:: Aim ::
Your task is to transcribe all of the records exactly and leave out the pictures.

(Figure dataset records)
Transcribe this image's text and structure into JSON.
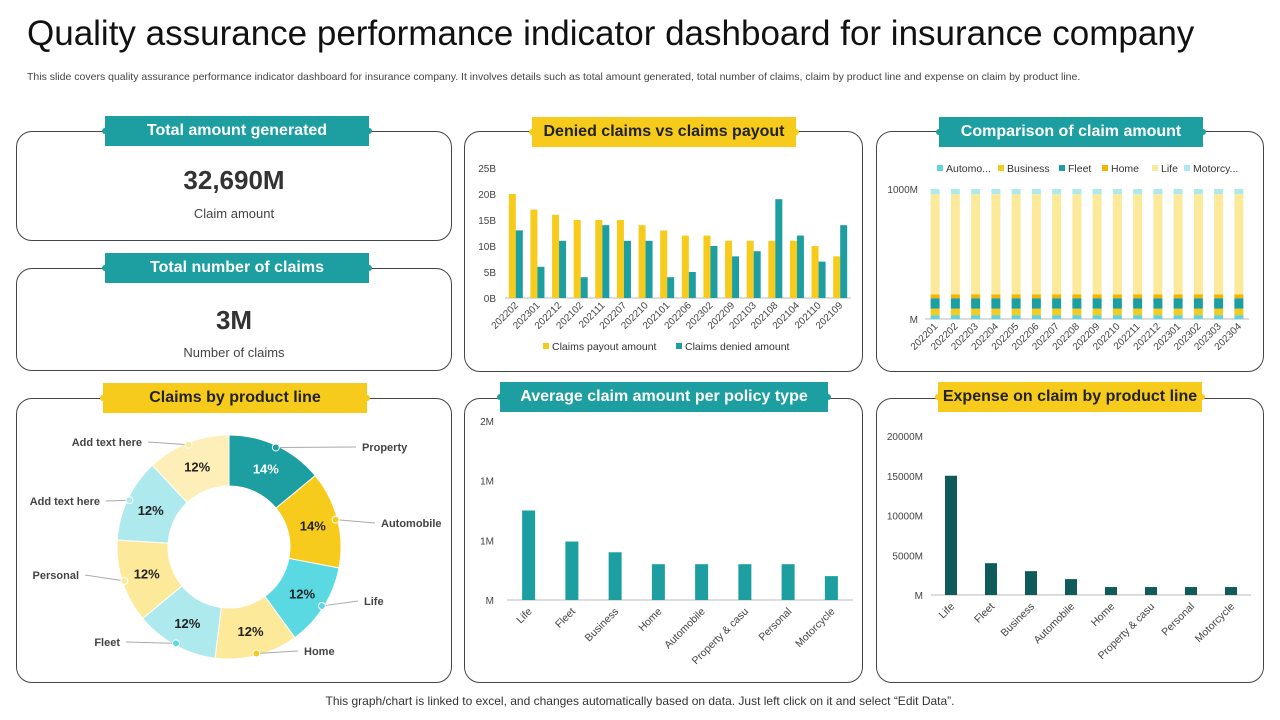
{
  "title": "Quality assurance performance indicator dashboard for insurance company",
  "subtitle": "This slide covers quality assurance performance indicator dashboard for insurance company. It involves details such as total amount generated, total number of claims, claim by product line and expense on claim by product line.",
  "footer": "This graph/chart is linked to excel,  and changes automatically based on data. Just left click on it and select “Edit Data”.",
  "colors": {
    "teal": "#1d9ea0",
    "yellow": "#f7cb1b",
    "dark_teal": "#0e5b59",
    "light_yellow": "#fde99a",
    "light_cyan": "#aee9ee",
    "cyan": "#5ad9e3"
  },
  "kpis": {
    "total_amount": {
      "header": "Total amount generated",
      "value": "32,690M",
      "label": "Claim amount"
    },
    "total_claims": {
      "header": "Total number of claims",
      "value": "3M",
      "label": "Number of claims"
    }
  },
  "headers": {
    "denied": "Denied claims vs claims payout",
    "comparison": "Comparison of claim amount",
    "product": "Claims by product line",
    "average": "Average claim amount per policy type",
    "expense": "Expense on claim by product line"
  },
  "chart_data": [
    {
      "id": "denied",
      "type": "bar",
      "categories": [
        "202202",
        "202301",
        "202212",
        "202102",
        "202111",
        "202207",
        "202210",
        "202101",
        "202206",
        "202302",
        "202209",
        "202103",
        "202108",
        "202104",
        "202110",
        "202109"
      ],
      "series": [
        {
          "name": "Claims payout amount",
          "values": [
            20,
            17,
            16,
            15,
            15,
            15,
            14,
            13,
            12,
            12,
            11,
            11,
            11,
            11,
            10,
            8
          ]
        },
        {
          "name": "Claims denied amount",
          "values": [
            13,
            6,
            11,
            4,
            14,
            11,
            11,
            4,
            5,
            10,
            8,
            9,
            19,
            12,
            7,
            14
          ]
        }
      ],
      "ylim": [
        0,
        25
      ],
      "yticks": [
        "0B",
        "5B",
        "10B",
        "15B",
        "20B",
        "25B"
      ],
      "legend": "bottom"
    },
    {
      "id": "comparison",
      "type": "bar",
      "stacked": true,
      "categories": [
        "202201",
        "202202",
        "202203",
        "202204",
        "202205",
        "202206",
        "202207",
        "202208",
        "202209",
        "202210",
        "202211",
        "202212",
        "202301",
        "202302",
        "202303",
        "202304"
      ],
      "series": [
        {
          "name": "Automo...",
          "values": [
            0.03,
            0.03,
            0.03,
            0.03,
            0.03,
            0.03,
            0.03,
            0.03,
            0.03,
            0.03,
            0.03,
            0.03,
            0.03,
            0.03,
            0.03,
            0.03
          ]
        },
        {
          "name": "Business",
          "values": [
            0.05,
            0.05,
            0.05,
            0.05,
            0.05,
            0.05,
            0.05,
            0.05,
            0.05,
            0.05,
            0.05,
            0.05,
            0.05,
            0.05,
            0.05,
            0.05
          ]
        },
        {
          "name": "Fleet",
          "values": [
            0.08,
            0.08,
            0.08,
            0.08,
            0.08,
            0.08,
            0.08,
            0.08,
            0.08,
            0.08,
            0.08,
            0.08,
            0.08,
            0.08,
            0.08,
            0.08
          ]
        },
        {
          "name": "Home",
          "values": [
            0.03,
            0.03,
            0.03,
            0.03,
            0.03,
            0.03,
            0.03,
            0.03,
            0.03,
            0.03,
            0.03,
            0.03,
            0.03,
            0.03,
            0.03,
            0.03
          ]
        },
        {
          "name": "Life",
          "values": [
            0.77,
            0.77,
            0.77,
            0.77,
            0.77,
            0.77,
            0.77,
            0.77,
            0.77,
            0.77,
            0.77,
            0.77,
            0.77,
            0.77,
            0.77,
            0.77
          ]
        },
        {
          "name": "Motorcy...",
          "values": [
            0.04,
            0.04,
            0.04,
            0.04,
            0.04,
            0.04,
            0.04,
            0.04,
            0.04,
            0.04,
            0.04,
            0.04,
            0.04,
            0.04,
            0.04,
            0.04
          ]
        }
      ],
      "ylim": [
        0,
        1
      ],
      "yticks": [
        "M",
        "1000M"
      ],
      "legend": "top"
    },
    {
      "id": "product",
      "type": "pie",
      "donut": true,
      "slices": [
        {
          "label": "Property",
          "value": 14,
          "text": "14%"
        },
        {
          "label": "Automobile",
          "value": 14,
          "text": "14%"
        },
        {
          "label": "Life",
          "value": 12,
          "text": "12%"
        },
        {
          "label": "Home",
          "value": 12,
          "text": "12%"
        },
        {
          "label": "Fleet",
          "value": 12,
          "text": "12%"
        },
        {
          "label": "Personal",
          "value": 12,
          "text": "12%"
        },
        {
          "label": "Add text here",
          "value": 12,
          "text": "12%"
        },
        {
          "label": "Add text here",
          "value": 12,
          "text": "12%"
        }
      ]
    },
    {
      "id": "average",
      "type": "bar",
      "categories": [
        "Life",
        "Fleet",
        "Business",
        "Home",
        "Automobile",
        "Property & casu",
        "Personal",
        "Motorcycle"
      ],
      "values": [
        1.5,
        0.98,
        0.8,
        0.6,
        0.6,
        0.6,
        0.6,
        0.4
      ],
      "ylim": [
        0,
        3
      ],
      "yticks": [
        "M",
        "1M",
        "1M",
        "2M"
      ]
    },
    {
      "id": "expense",
      "type": "bar",
      "categories": [
        "Life",
        "Fleet",
        "Business",
        "Automobile",
        "Home",
        "Property & casu",
        "Personal",
        "Motorcycle"
      ],
      "values": [
        15000,
        4000,
        3000,
        2000,
        1000,
        1000,
        1000,
        1000
      ],
      "ylim": [
        0,
        20000
      ],
      "yticks": [
        "M",
        "5000M",
        "10000M",
        "15000M",
        "20000M"
      ]
    }
  ]
}
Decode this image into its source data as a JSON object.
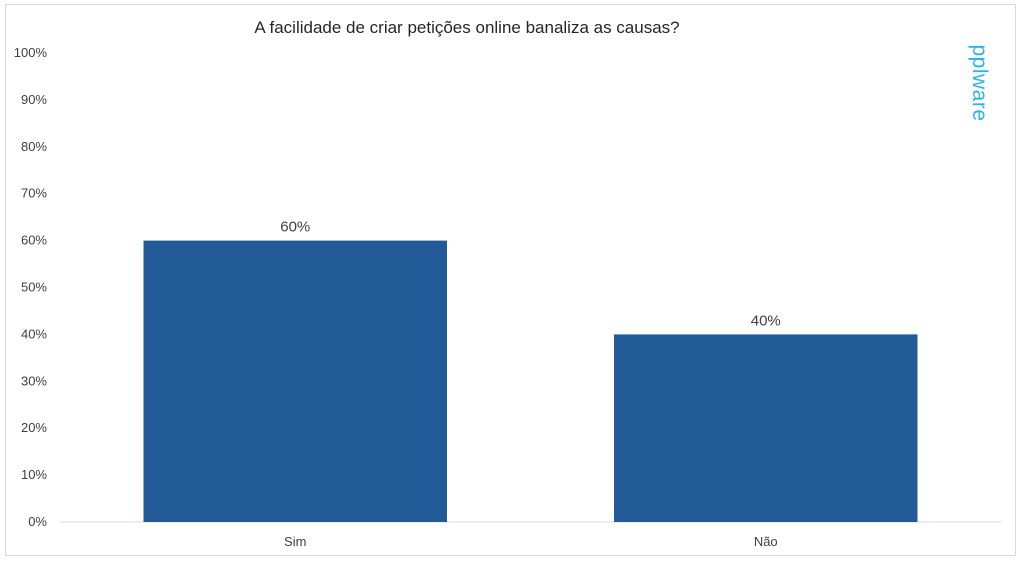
{
  "chart_data": {
    "type": "bar",
    "title": "A facilidade de criar petições online banaliza as causas?",
    "categories": [
      "Sim",
      "Não"
    ],
    "values": [
      60,
      40
    ],
    "data_labels": [
      "60%",
      "40%"
    ],
    "xlabel": "",
    "ylabel": "",
    "ylim": [
      0,
      100
    ],
    "y_ticks": [
      "0%",
      "10%",
      "20%",
      "30%",
      "40%",
      "50%",
      "60%",
      "70%",
      "80%",
      "90%",
      "100%"
    ],
    "grid": false,
    "legend": "none",
    "bar_color": "#215a96"
  },
  "watermark": {
    "text": "pplware",
    "color": "#2bb3e6"
  }
}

:: Correct response ::
Transcribe this image's text and structure into JSON.
{
  "title": "Quality assurance performance indicator dashboard for insurance company",
  "subtitle": "This slide covers quality assurance performance indicator dashboard for insurance company. It involves details such as total amount generated, total number of claims, claim by product line and expense on claim by product line.",
  "footer": "This graph/chart is linked to excel,  and changes automatically based on data. Just left click on it and select “Edit Data”.",
  "colors": {
    "teal": "#1d9ea0",
    "yellow": "#f7cb1b",
    "dark_teal": "#0e5b59",
    "light_yellow": "#fde99a",
    "light_cyan": "#aee9ee",
    "cyan": "#5ad9e3"
  },
  "kpis": {
    "total_amount": {
      "header": "Total amount generated",
      "value": "32,690M",
      "label": "Claim amount"
    },
    "total_claims": {
      "header": "Total number of claims",
      "value": "3M",
      "label": "Number of claims"
    }
  },
  "headers": {
    "denied": "Denied claims vs claims payout",
    "comparison": "Comparison of claim amount",
    "product": "Claims by product line",
    "average": "Average claim amount per policy type",
    "expense": "Expense on claim by product line"
  },
  "chart_data": [
    {
      "id": "denied",
      "type": "bar",
      "categories": [
        "202202",
        "202301",
        "202212",
        "202102",
        "202111",
        "202207",
        "202210",
        "202101",
        "202206",
        "202302",
        "202209",
        "202103",
        "202108",
        "202104",
        "202110",
        "202109"
      ],
      "series": [
        {
          "name": "Claims payout amount",
          "values": [
            20,
            17,
            16,
            15,
            15,
            15,
            14,
            13,
            12,
            12,
            11,
            11,
            11,
            11,
            10,
            8
          ]
        },
        {
          "name": "Claims denied amount",
          "values": [
            13,
            6,
            11,
            4,
            14,
            11,
            11,
            4,
            5,
            10,
            8,
            9,
            19,
            12,
            7,
            14
          ]
        }
      ],
      "ylim": [
        0,
        25
      ],
      "yticks": [
        "0B",
        "5B",
        "10B",
        "15B",
        "20B",
        "25B"
      ],
      "legend": "bottom"
    },
    {
      "id": "comparison",
      "type": "bar",
      "stacked": true,
      "categories": [
        "202201",
        "202202",
        "202203",
        "202204",
        "202205",
        "202206",
        "202207",
        "202208",
        "202209",
        "202210",
        "202211",
        "202212",
        "202301",
        "202302",
        "202303",
        "202304"
      ],
      "series": [
        {
          "name": "Automo...",
          "values": [
            0.03,
            0.03,
            0.03,
            0.03,
            0.03,
            0.03,
            0.03,
            0.03,
            0.03,
            0.03,
            0.03,
            0.03,
            0.03,
            0.03,
            0.03,
            0.03
          ]
        },
        {
          "name": "Business",
          "values": [
            0.05,
            0.05,
            0.05,
            0.05,
            0.05,
            0.05,
            0.05,
            0.05,
            0.05,
            0.05,
            0.05,
            0.05,
            0.05,
            0.05,
            0.05,
            0.05
          ]
        },
        {
          "name": "Fleet",
          "values": [
            0.08,
            0.08,
            0.08,
            0.08,
            0.08,
            0.08,
            0.08,
            0.08,
            0.08,
            0.08,
            0.08,
            0.08,
            0.08,
            0.08,
            0.08,
            0.08
          ]
        },
        {
          "name": "Home",
          "values": [
            0.03,
            0.03,
            0.03,
            0.03,
            0.03,
            0.03,
            0.03,
            0.03,
            0.03,
            0.03,
            0.03,
            0.03,
            0.03,
            0.03,
            0.03,
            0.03
          ]
        },
        {
          "name": "Life",
          "values": [
            0.77,
            0.77,
            0.77,
            0.77,
            0.77,
            0.77,
            0.77,
            0.77,
            0.77,
            0.77,
            0.77,
            0.77,
            0.77,
            0.77,
            0.77,
            0.77
          ]
        },
        {
          "name": "Motorcy...",
          "values": [
            0.04,
            0.04,
            0.04,
            0.04,
            0.04,
            0.04,
            0.04,
            0.04,
            0.04,
            0.04,
            0.04,
            0.04,
            0.04,
            0.04,
            0.04,
            0.04
          ]
        }
      ],
      "ylim": [
        0,
        1
      ],
      "yticks": [
        "M",
        "1000M"
      ],
      "legend": "top"
    },
    {
      "id": "product",
      "type": "pie",
      "donut": true,
      "slices": [
        {
          "label": "Property",
          "value": 14,
          "text": "14%"
        },
        {
          "label": "Automobile",
          "value": 14,
          "text": "14%"
        },
        {
          "label": "Life",
          "value": 12,
          "text": "12%"
        },
        {
          "label": "Home",
          "value": 12,
          "text": "12%"
        },
        {
          "label": "Fleet",
          "value": 12,
          "text": "12%"
        },
        {
          "label": "Personal",
          "value": 12,
          "text": "12%"
        },
        {
          "label": "Add text here",
          "value": 12,
          "text": "12%"
        },
        {
          "label": "Add text here",
          "value": 12,
          "text": "12%"
        }
      ]
    },
    {
      "id": "average",
      "type": "bar",
      "categories": [
        "Life",
        "Fleet",
        "Business",
        "Home",
        "Automobile",
        "Property & casu",
        "Personal",
        "Motorcycle"
      ],
      "values": [
        1.5,
        0.98,
        0.8,
        0.6,
        0.6,
        0.6,
        0.6,
        0.4
      ],
      "ylim": [
        0,
        3
      ],
      "yticks": [
        "M",
        "1M",
        "1M",
        "2M"
      ]
    },
    {
      "id": "expense",
      "type": "bar",
      "categories": [
        "Life",
        "Fleet",
        "Business",
        "Automobile",
        "Home",
        "Property & casu",
        "Personal",
        "Motorcycle"
      ],
      "values": [
        15000,
        4000,
        3000,
        2000,
        1000,
        1000,
        1000,
        1000
      ],
      "ylim": [
        0,
        20000
      ],
      "yticks": [
        "M",
        "5000M",
        "10000M",
        "15000M",
        "20000M"
      ]
    }
  ]
}
Decode this image into its source data as a JSON object.
{
  "chart_data": {
    "type": "bar",
    "title": "A facilidade de criar petições online banaliza as causas?",
    "categories": [
      "Sim",
      "Não"
    ],
    "values": [
      60,
      40
    ],
    "data_labels": [
      "60%",
      "40%"
    ],
    "xlabel": "",
    "ylabel": "",
    "ylim": [
      0,
      100
    ],
    "y_ticks": [
      "0%",
      "10%",
      "20%",
      "30%",
      "40%",
      "50%",
      "60%",
      "70%",
      "80%",
      "90%",
      "100%"
    ],
    "grid": false,
    "legend": "none",
    "bar_color": "#215a96"
  },
  "watermark": {
    "text": "pplware",
    "color": "#2bb3e6"
  }
}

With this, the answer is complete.